## EXERCISE
Take each line containing "this" and report it exactly as written.

[Entries with figure data]
▬▬▬▬▬▬

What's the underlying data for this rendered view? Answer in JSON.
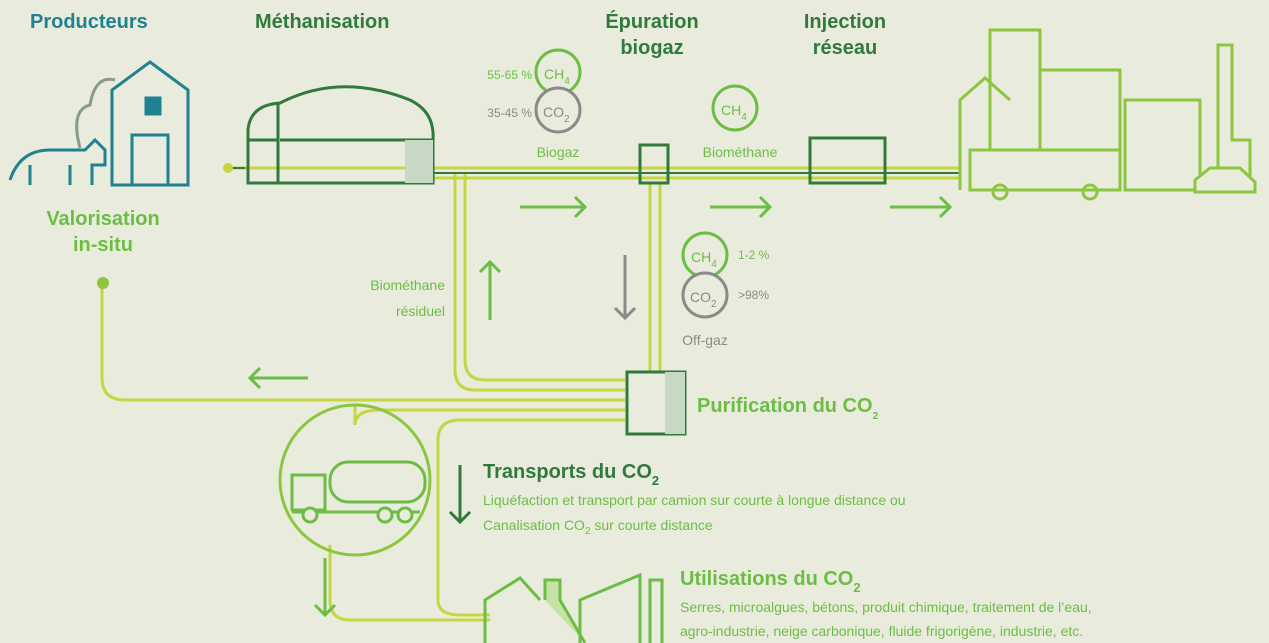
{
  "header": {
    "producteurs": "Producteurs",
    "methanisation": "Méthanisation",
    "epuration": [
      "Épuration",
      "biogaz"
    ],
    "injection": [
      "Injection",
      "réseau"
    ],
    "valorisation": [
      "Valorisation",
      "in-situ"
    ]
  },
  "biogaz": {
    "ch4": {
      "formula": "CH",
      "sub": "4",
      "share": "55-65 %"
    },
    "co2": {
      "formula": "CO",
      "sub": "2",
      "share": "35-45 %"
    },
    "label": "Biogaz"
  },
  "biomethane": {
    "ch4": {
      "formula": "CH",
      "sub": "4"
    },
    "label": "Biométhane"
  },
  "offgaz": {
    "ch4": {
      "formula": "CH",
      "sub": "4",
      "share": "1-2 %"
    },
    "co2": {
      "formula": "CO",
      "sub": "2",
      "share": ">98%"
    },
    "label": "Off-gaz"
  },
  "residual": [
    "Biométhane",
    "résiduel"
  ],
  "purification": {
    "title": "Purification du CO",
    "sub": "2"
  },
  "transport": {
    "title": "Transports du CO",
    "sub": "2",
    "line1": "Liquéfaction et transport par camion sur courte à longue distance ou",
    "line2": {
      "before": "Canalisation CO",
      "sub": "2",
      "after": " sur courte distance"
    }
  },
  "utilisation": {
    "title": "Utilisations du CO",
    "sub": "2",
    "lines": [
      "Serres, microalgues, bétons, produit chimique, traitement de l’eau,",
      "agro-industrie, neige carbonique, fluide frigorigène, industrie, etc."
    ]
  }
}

▬▬▬▬▬▬

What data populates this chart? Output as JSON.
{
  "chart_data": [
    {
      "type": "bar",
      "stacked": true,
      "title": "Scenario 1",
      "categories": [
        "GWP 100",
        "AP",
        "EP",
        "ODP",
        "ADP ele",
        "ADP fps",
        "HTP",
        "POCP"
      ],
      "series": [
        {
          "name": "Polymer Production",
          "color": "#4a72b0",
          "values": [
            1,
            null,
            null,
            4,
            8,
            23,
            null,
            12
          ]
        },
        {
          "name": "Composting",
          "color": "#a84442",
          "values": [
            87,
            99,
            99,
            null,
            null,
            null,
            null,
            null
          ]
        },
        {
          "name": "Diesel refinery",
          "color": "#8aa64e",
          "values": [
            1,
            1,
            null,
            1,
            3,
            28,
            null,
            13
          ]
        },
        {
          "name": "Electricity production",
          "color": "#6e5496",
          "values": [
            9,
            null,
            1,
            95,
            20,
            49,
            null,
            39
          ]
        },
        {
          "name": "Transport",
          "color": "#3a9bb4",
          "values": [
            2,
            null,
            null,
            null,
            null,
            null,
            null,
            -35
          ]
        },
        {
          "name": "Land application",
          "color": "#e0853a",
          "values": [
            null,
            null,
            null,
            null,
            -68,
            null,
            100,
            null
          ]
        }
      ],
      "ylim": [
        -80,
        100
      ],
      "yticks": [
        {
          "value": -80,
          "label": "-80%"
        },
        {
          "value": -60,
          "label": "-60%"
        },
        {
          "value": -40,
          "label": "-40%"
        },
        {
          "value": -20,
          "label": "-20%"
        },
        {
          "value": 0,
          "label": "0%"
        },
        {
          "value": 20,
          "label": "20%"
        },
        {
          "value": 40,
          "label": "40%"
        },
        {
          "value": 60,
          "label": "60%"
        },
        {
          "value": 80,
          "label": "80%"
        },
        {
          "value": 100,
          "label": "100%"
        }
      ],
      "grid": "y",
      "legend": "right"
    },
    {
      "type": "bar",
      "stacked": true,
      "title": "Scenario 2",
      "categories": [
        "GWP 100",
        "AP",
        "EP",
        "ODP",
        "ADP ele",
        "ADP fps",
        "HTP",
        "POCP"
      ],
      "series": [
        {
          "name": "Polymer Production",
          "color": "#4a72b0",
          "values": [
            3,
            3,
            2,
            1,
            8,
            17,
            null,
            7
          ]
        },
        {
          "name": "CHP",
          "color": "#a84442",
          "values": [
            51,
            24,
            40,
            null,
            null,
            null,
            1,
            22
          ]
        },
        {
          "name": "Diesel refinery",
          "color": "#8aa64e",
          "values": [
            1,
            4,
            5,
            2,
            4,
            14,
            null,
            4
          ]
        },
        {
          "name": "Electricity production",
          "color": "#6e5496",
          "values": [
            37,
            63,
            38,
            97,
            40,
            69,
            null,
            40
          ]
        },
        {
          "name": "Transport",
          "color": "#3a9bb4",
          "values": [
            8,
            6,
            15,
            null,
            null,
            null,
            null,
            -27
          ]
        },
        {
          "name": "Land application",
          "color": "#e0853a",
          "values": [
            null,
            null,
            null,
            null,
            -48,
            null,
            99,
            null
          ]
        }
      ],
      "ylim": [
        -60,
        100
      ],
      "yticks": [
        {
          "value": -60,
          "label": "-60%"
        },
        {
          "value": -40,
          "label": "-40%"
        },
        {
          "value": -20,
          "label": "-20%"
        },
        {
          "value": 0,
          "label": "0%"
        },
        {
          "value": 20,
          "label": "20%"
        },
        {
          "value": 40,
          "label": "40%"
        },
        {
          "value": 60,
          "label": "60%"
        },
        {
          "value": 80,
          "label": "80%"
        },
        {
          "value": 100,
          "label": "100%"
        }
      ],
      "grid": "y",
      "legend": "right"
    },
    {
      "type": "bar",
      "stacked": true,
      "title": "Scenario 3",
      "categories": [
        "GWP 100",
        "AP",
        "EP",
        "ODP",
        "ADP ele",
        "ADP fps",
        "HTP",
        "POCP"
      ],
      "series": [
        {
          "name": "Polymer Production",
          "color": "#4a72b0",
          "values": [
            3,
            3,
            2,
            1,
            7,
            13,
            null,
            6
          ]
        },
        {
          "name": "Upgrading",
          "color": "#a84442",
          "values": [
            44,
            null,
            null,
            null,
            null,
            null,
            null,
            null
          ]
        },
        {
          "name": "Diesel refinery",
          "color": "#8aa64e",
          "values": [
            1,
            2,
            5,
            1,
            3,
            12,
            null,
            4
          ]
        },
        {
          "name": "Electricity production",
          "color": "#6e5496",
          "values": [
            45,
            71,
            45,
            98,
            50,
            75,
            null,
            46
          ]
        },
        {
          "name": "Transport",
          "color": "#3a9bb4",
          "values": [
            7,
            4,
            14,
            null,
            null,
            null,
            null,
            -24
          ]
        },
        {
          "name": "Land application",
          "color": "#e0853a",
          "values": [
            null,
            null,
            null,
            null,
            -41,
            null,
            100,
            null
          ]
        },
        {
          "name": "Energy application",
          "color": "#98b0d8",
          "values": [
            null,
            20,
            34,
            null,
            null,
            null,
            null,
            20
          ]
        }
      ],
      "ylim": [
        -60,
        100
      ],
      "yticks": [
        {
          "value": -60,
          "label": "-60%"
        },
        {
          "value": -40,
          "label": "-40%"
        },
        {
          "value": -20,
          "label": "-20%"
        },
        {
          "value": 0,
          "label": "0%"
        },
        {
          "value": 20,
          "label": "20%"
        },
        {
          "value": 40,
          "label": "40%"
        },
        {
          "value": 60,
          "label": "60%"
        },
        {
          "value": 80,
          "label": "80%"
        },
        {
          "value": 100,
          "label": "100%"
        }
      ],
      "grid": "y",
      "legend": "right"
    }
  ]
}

▬▬▬▬▬▬

## EXERCISE RESULT
What's the underlying data for this rendered view? Answer in JSON.
What data populates this chart? Output as JSON.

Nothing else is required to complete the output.